(Records from a dataset)
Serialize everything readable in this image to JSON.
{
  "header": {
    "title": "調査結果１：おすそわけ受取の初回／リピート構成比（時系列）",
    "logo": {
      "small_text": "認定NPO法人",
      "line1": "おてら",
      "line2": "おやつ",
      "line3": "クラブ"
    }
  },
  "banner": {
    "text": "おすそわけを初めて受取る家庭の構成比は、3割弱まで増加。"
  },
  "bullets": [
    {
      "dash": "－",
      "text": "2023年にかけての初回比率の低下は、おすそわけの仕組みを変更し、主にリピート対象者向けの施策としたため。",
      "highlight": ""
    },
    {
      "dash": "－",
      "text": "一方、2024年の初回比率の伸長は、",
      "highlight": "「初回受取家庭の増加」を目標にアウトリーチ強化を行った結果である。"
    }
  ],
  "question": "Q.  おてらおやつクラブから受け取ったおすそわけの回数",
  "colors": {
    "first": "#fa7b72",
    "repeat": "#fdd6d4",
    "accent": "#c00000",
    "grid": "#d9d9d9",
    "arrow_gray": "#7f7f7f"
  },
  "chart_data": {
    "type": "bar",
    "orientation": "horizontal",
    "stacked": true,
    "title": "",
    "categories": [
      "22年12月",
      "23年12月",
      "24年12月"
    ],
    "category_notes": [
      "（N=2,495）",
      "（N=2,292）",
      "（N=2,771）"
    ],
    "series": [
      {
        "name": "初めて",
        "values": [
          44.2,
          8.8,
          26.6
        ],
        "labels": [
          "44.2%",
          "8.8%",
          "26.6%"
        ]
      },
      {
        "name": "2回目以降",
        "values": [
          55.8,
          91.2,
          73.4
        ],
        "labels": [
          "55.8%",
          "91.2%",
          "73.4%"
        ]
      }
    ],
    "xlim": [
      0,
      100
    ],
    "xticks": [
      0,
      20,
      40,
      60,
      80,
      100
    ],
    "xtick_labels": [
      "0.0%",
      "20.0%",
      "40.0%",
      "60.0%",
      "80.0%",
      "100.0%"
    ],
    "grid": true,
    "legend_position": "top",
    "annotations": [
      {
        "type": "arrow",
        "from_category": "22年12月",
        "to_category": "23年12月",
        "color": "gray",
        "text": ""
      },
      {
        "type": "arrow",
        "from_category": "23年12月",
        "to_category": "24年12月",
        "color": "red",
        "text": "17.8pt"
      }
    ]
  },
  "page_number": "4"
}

■ Stated problem
Write out the whole listing exactly.

■ Solved exercise
Serialize everything readable in this image to JSON.
{
  "header": {
    "title": "調査結果１：おすそわけ受取の初回／リピート構成比（時系列）",
    "logo": {
      "small_text": "認定NPO法人",
      "line1": "おてら",
      "line2": "おやつ",
      "line3": "クラブ"
    }
  },
  "banner": {
    "text": "おすそわけを初めて受取る家庭の構成比は、3割弱まで増加。"
  },
  "bullets": [
    {
      "dash": "－",
      "text": "2023年にかけての初回比率の低下は、おすそわけの仕組みを変更し、主にリピート対象者向けの施策としたため。",
      "highlight": ""
    },
    {
      "dash": "－",
      "text": "一方、2024年の初回比率の伸長は、",
      "highlight": "「初回受取家庭の増加」を目標にアウトリーチ強化を行った結果である。"
    }
  ],
  "question": "Q.  おてらおやつクラブから受け取ったおすそわけの回数",
  "colors": {
    "first": "#fa7b72",
    "repeat": "#fdd6d4",
    "accent": "#c00000",
    "grid": "#d9d9d9",
    "arrow_gray": "#7f7f7f"
  },
  "chart_data": {
    "type": "bar",
    "orientation": "horizontal",
    "stacked": true,
    "title": "",
    "categories": [
      "22年12月",
      "23年12月",
      "24年12月"
    ],
    "category_notes": [
      "（N=2,495）",
      "（N=2,292）",
      "（N=2,771）"
    ],
    "series": [
      {
        "name": "初めて",
        "values": [
          44.2,
          8.8,
          26.6
        ],
        "labels": [
          "44.2%",
          "8.8%",
          "26.6%"
        ]
      },
      {
        "name": "2回目以降",
        "values": [
          55.8,
          91.2,
          73.4
        ],
        "labels": [
          "55.8%",
          "91.2%",
          "73.4%"
        ]
      }
    ],
    "xlim": [
      0,
      100
    ],
    "xticks": [
      0,
      20,
      40,
      60,
      80,
      100
    ],
    "xtick_labels": [
      "0.0%",
      "20.0%",
      "40.0%",
      "60.0%",
      "80.0%",
      "100.0%"
    ],
    "grid": true,
    "legend_position": "top",
    "annotations": [
      {
        "type": "arrow",
        "from_category": "22年12月",
        "to_category": "23年12月",
        "color": "gray",
        "text": ""
      },
      {
        "type": "arrow",
        "from_category": "23年12月",
        "to_category": "24年12月",
        "color": "red",
        "text": "17.8pt"
      }
    ]
  },
  "page_number": "4"
}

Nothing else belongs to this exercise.